§ Directive
Locate all lines with the word "image". Copy them.

§ Items listed in a dataset

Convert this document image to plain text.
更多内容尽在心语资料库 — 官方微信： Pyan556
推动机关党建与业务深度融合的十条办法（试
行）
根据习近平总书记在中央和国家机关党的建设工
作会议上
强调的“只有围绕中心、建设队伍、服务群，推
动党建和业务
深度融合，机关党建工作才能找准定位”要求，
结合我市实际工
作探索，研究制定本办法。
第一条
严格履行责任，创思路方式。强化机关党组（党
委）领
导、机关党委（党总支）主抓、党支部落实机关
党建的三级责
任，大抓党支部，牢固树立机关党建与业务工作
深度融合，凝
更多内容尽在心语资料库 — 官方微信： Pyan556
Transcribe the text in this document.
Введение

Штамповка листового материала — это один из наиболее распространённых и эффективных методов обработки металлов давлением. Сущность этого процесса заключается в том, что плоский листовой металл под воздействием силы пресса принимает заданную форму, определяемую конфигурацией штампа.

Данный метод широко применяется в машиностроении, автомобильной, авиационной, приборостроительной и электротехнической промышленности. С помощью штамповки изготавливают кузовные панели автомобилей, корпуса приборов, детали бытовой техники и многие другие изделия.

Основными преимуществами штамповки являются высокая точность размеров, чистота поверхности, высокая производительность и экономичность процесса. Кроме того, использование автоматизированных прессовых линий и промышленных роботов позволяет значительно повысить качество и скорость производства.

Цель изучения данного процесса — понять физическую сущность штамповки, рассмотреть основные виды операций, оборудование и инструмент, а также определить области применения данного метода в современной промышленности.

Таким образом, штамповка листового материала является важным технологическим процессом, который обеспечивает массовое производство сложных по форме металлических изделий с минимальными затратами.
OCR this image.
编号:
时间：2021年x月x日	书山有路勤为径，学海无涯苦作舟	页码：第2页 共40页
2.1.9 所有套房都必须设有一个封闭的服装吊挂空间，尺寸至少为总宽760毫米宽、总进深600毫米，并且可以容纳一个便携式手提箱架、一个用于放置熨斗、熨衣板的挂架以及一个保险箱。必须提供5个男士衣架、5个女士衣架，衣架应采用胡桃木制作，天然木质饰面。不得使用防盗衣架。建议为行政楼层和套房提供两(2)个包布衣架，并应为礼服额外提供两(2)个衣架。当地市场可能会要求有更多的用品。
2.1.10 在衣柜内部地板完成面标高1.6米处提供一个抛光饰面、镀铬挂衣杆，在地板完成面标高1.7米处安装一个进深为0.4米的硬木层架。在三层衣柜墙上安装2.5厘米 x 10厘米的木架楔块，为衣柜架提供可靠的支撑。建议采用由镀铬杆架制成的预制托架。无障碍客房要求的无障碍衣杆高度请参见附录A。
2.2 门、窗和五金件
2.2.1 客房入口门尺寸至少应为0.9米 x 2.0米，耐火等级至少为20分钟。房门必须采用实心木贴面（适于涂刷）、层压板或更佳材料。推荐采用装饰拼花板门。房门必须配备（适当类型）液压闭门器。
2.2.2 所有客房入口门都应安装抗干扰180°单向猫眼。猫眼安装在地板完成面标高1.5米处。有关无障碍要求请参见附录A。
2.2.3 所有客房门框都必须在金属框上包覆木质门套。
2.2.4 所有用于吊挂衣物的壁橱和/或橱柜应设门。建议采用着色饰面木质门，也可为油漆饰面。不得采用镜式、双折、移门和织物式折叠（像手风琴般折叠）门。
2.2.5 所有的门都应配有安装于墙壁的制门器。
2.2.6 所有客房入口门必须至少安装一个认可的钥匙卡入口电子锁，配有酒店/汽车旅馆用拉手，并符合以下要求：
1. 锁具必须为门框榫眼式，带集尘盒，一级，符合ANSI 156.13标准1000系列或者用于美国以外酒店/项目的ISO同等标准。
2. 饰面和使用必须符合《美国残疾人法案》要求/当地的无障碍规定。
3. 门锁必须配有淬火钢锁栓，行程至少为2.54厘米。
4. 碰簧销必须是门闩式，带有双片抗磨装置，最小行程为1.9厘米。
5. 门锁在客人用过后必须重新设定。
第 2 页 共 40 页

§ Solution for this exercise
Convert this document image to plain text.
OCR this image.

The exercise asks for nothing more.